• _Problem description_:
Take every line where the string "HESSI" appears and copy it.

• _Extracted entries_:

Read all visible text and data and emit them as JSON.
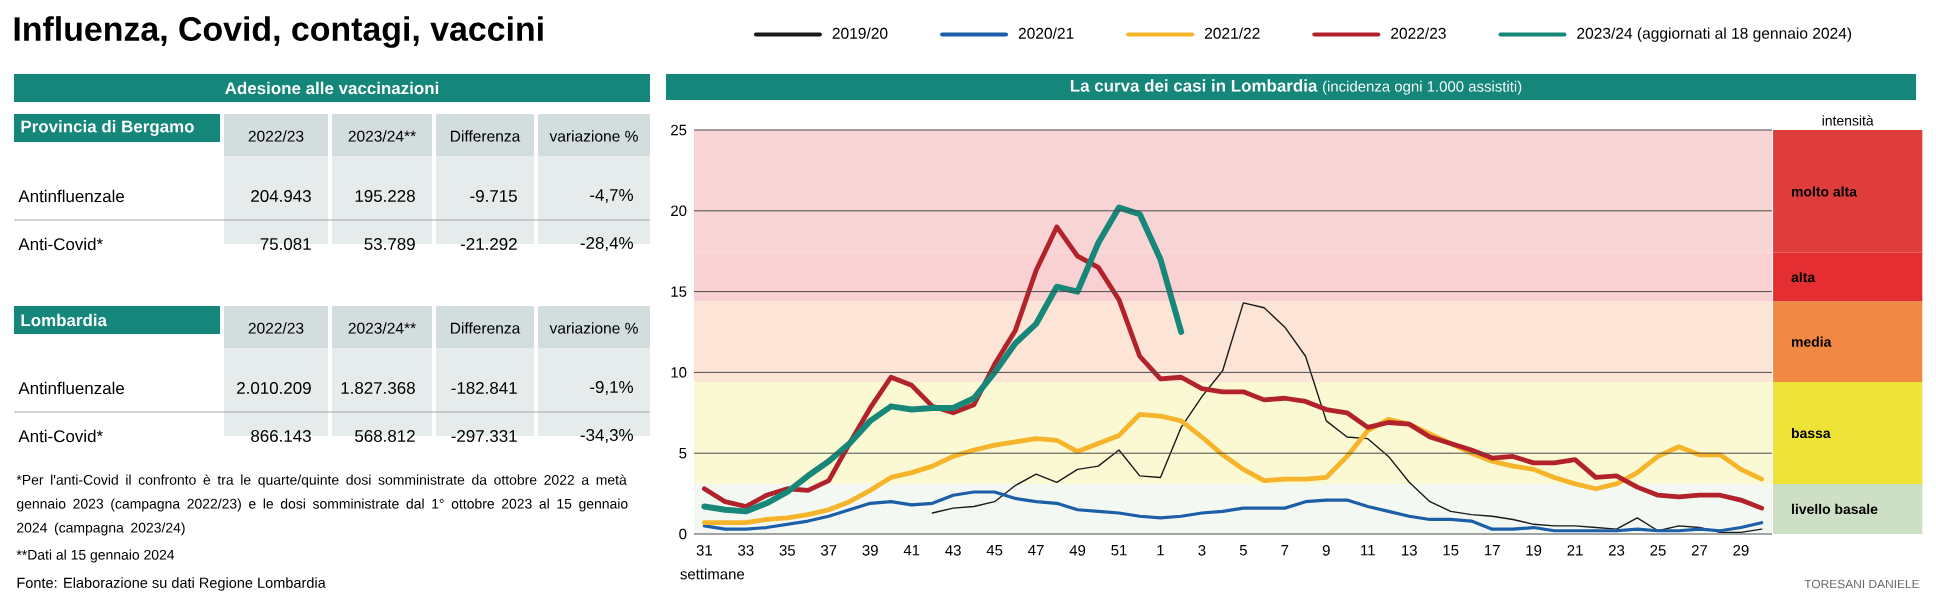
{
  "chart_data": [
    {
      "type": "other",
      "title": "Influenza, Covid, contagi, vaccini",
      "annotations": [
        "Adesione alle vaccinazioni",
        "Provincia di Bergamo",
        "2022/23",
        "2023/24**",
        "Differenza",
        "variazione %",
        "Antinfluenzale",
        "204.943",
        "195.228",
        "-9.715",
        "-4,7%",
        "Anti-Covid*",
        "75.081",
        "53.789",
        "-21.292",
        "-28,4%",
        "Lombardia",
        "2022/23",
        "2023/24**",
        "Differenza",
        "variazione %",
        "Antinfluenzale",
        "2.010.209",
        "1.827.368",
        "-182.841",
        "-9,1%",
        "Anti-Covid*",
        "866.143",
        "568.812",
        "-297.331",
        "-34,3%",
        "*Per l'anti-Covid il confronto è tra le quarte/quinte dosi somministrate da ottobre 2022 a metà gennaio 2023 (campagna 2022/23) e le dosi somministrate dal 1° ottobre 2023 al 15 gennaio 2024 (campagna 2023/24)",
        "**Dati al 15 gennaio 2024",
        "Fonte: Elaborazione su dati Regione Lombardia"
      ]
    },
    {
      "type": "line",
      "title": "La curva dei casi in Lombardia",
      "subtitle": "(incidenza ogni 1.000 assistiti)",
      "xlabel": "settimane",
      "categories": [
        "31",
        null,
        "33",
        null,
        "35",
        null,
        "37",
        null,
        "39",
        null,
        "41",
        null,
        "43",
        null,
        "45",
        null,
        "47",
        null,
        "49",
        null,
        "51",
        null,
        "1",
        null,
        "3",
        null,
        "5",
        null,
        "7",
        null,
        "9",
        null,
        "11",
        null,
        "13",
        null,
        "15",
        null,
        "17",
        null,
        "19",
        null,
        "21",
        null,
        "23",
        null,
        "25",
        null,
        "27",
        null,
        "29",
        null
      ],
      "series": [
        {
          "name": "2019/20",
          "color": "#1a1a1a",
          "values": [
            null,
            null,
            null,
            null,
            null,
            null,
            null,
            null,
            null,
            null,
            null,
            1.3,
            1.6,
            1.7,
            2.0,
            3.0,
            3.7,
            3.2,
            4.0,
            4.2,
            5.2,
            3.6,
            3.5,
            6.6,
            8.5,
            10.1,
            14.3,
            14.0,
            12.8,
            11.0,
            7.0,
            6.0,
            5.9,
            4.8,
            3.2,
            2.0,
            1.4,
            1.2,
            1.1,
            0.9,
            0.6,
            0.5,
            0.5,
            0.4,
            0.3,
            1.0,
            0.2,
            0.5,
            0.4,
            0.1,
            0.1,
            0.3
          ]
        },
        {
          "name": "2020/21",
          "color": "#1c5ea8",
          "values": [
            0.5,
            0.3,
            0.3,
            0.4,
            0.6,
            0.8,
            1.1,
            1.5,
            1.9,
            2.0,
            1.8,
            1.9,
            2.4,
            2.6,
            2.6,
            2.2,
            2.0,
            1.9,
            1.5,
            1.4,
            1.3,
            1.1,
            1.0,
            1.1,
            1.3,
            1.4,
            1.6,
            1.6,
            1.6,
            2.0,
            2.1,
            2.1,
            1.7,
            1.4,
            1.1,
            0.9,
            0.9,
            0.8,
            0.3,
            0.3,
            0.4,
            0.2,
            0.2,
            0.2,
            0.2,
            0.3,
            0.2,
            0.2,
            0.3,
            0.2,
            0.4,
            0.7
          ]
        },
        {
          "name": "2021/22",
          "color": "#f6b42a",
          "values": [
            0.7,
            0.7,
            0.7,
            0.9,
            1.0,
            1.2,
            1.5,
            2.0,
            2.7,
            3.5,
            3.8,
            4.2,
            4.8,
            5.2,
            5.5,
            5.7,
            5.9,
            5.8,
            5.1,
            5.6,
            6.1,
            7.4,
            7.3,
            7.0,
            6.0,
            4.9,
            4.0,
            3.3,
            3.4,
            3.4,
            3.5,
            4.8,
            6.4,
            7.1,
            6.8,
            6.2,
            5.6,
            5.0,
            4.5,
            4.2,
            4.0,
            3.5,
            3.1,
            2.8,
            3.1,
            3.8,
            4.8,
            5.4,
            4.9,
            4.9,
            4.0,
            3.4
          ]
        },
        {
          "name": "2022/23",
          "color": "#b2222a",
          "values": [
            2.8,
            2.0,
            1.7,
            2.4,
            2.8,
            2.7,
            3.3,
            5.6,
            7.8,
            9.7,
            9.2,
            7.9,
            7.5,
            8.0,
            10.5,
            12.6,
            16.3,
            19.0,
            17.2,
            16.5,
            14.5,
            11.0,
            9.6,
            9.7,
            9.0,
            8.8,
            8.8,
            8.3,
            8.4,
            8.2,
            7.7,
            7.5,
            6.6,
            6.9,
            6.8,
            6.0,
            5.6,
            5.2,
            4.7,
            4.8,
            4.4,
            4.4,
            4.6,
            3.5,
            3.6,
            2.9,
            2.4,
            2.3,
            2.4,
            2.4,
            2.1,
            1.6
          ]
        },
        {
          "name": "2023/24 (aggiornati al 18 gennaio 2024)",
          "color": "#17877a",
          "values": [
            1.7,
            1.5,
            1.4,
            1.9,
            2.6,
            3.6,
            4.5,
            5.6,
            7.0,
            7.9,
            7.7,
            7.8,
            7.8,
            8.4,
            10.0,
            11.8,
            13.0,
            15.3,
            15.0,
            18.0,
            20.2,
            19.8,
            17.0,
            12.5,
            null,
            null,
            null,
            null,
            null,
            null,
            null,
            null,
            null,
            null,
            null,
            null,
            null,
            null,
            null,
            null,
            null,
            null,
            null,
            null,
            null,
            null,
            null,
            null,
            null,
            null,
            null,
            null
          ]
        }
      ],
      "ylim": [
        0,
        25
      ],
      "yticks": [
        0,
        5,
        10,
        15,
        20,
        25
      ],
      "grid": "y",
      "legend": "top",
      "bands": [
        {
          "axis": "y",
          "from": 0,
          "to": 3.1,
          "label": "livello basale",
          "color": "#f4f8f2"
        },
        {
          "axis": "y",
          "from": 3.1,
          "to": 9.4,
          "label": "bassa",
          "color": "#fbf9d3"
        },
        {
          "axis": "y",
          "from": 9.4,
          "to": 14.4,
          "label": "media",
          "color": "#fce5d6"
        },
        {
          "axis": "y",
          "from": 14.4,
          "to": 17.4,
          "label": "alta",
          "color": "#f9d1d2"
        },
        {
          "axis": "y",
          "from": 17.4,
          "to": 25,
          "label": "molto alta",
          "color": "#f8d4d4"
        }
      ],
      "annotations": [
        "intensità",
        "TORESANI DANIELE"
      ]
    }
  ]
}
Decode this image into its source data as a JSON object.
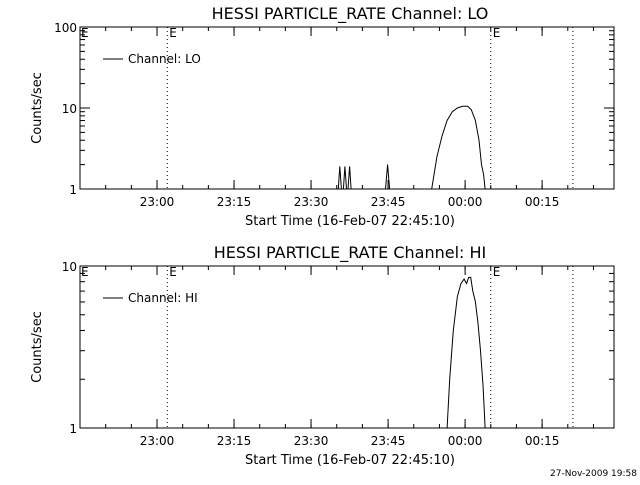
{
  "timestamp": "27-Nov-2009 19:58",
  "colors": {
    "background": "#ffffff",
    "ink": "#000000"
  },
  "chart_data": [
    {
      "type": "line",
      "title": "HESSI PARTICLE_RATE Channel: LO",
      "xlabel": "Start Time (16-Feb-07 22:45:10)",
      "ylabel": "Counts/sec",
      "yscale": "log",
      "ylim": [
        1,
        100
      ],
      "xlim": [
        "22:45",
        "00:29"
      ],
      "xticks": [
        "23:00",
        "23:15",
        "23:30",
        "23:45",
        "00:00",
        "00:15"
      ],
      "yticks": [
        "1",
        "10",
        "100"
      ],
      "legend": {
        "position": "top-left",
        "label": "Channel: LO"
      },
      "markers": [
        {
          "time": "23:02",
          "label": "E"
        },
        {
          "time": "00:05",
          "label": "E"
        },
        {
          "time": "00:21",
          "label": ""
        }
      ],
      "series": [
        {
          "name": "Channel: LO",
          "points": [
            [
              "23:35.3",
              1
            ],
            [
              "23:35.6",
              1.9
            ],
            [
              "23:35.9",
              1
            ],
            [
              "23:36.3",
              1
            ],
            [
              "23:36.6",
              1.9
            ],
            [
              "23:36.9",
              1
            ],
            [
              "23:37.2",
              1
            ],
            [
              "23:37.5",
              1.9
            ],
            [
              "23:37.8",
              1
            ],
            [
              "23:44.5",
              1
            ],
            [
              "23:44.9",
              2
            ],
            [
              "23:45.3",
              1
            ],
            [
              "23:53.5",
              1
            ],
            [
              "23:54.5",
              2.5
            ],
            [
              "23:55.5",
              4.5
            ],
            [
              "23:56.5",
              7
            ],
            [
              "23:57.5",
              9
            ],
            [
              "23:58.5",
              10
            ],
            [
              "23:59.5",
              10.5
            ],
            [
              "00:00.5",
              10.5
            ],
            [
              "00:01.2",
              9.5
            ],
            [
              "00:02",
              7
            ],
            [
              "00:02.7",
              4
            ],
            [
              "00:03.2",
              2
            ],
            [
              "00:03.6",
              1.5
            ],
            [
              "00:03.9",
              1
            ]
          ]
        }
      ]
    },
    {
      "type": "line",
      "title": "HESSI PARTICLE_RATE Channel: HI",
      "xlabel": "Start Time (16-Feb-07 22:45:10)",
      "ylabel": "Counts/sec",
      "yscale": "log",
      "ylim": [
        1,
        10
      ],
      "xlim": [
        "22:45",
        "00:29"
      ],
      "xticks": [
        "23:00",
        "23:15",
        "23:30",
        "23:45",
        "00:00",
        "00:15"
      ],
      "yticks": [
        "1",
        "10"
      ],
      "legend": {
        "position": "top-left",
        "label": "Channel: HI"
      },
      "markers": [
        {
          "time": "23:02",
          "label": "E"
        },
        {
          "time": "00:05",
          "label": "E"
        },
        {
          "time": "00:21",
          "label": ""
        }
      ],
      "series": [
        {
          "name": "Channel: HI",
          "points": [
            [
              "23:56.5",
              1
            ],
            [
              "23:57",
              2
            ],
            [
              "23:57.7",
              4
            ],
            [
              "23:58.5",
              6.5
            ],
            [
              "23:59.2",
              7.8
            ],
            [
              "23:59.8",
              8.3
            ],
            [
              "00:00.3",
              7.8
            ],
            [
              "00:00.7",
              8.5
            ],
            [
              "00:01.1",
              8.5
            ],
            [
              "00:01.5",
              7
            ],
            [
              "00:02",
              6
            ],
            [
              "00:02.5",
              4.5
            ],
            [
              "00:03",
              3
            ],
            [
              "00:03.5",
              1.8
            ],
            [
              "00:03.9",
              1
            ]
          ]
        }
      ]
    }
  ]
}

• _Reply to the task_:
      "title": "HESSI PARTICLE_RATE Channel: LO",
      "title": "HESSI PARTICLE_RATE Channel: HI",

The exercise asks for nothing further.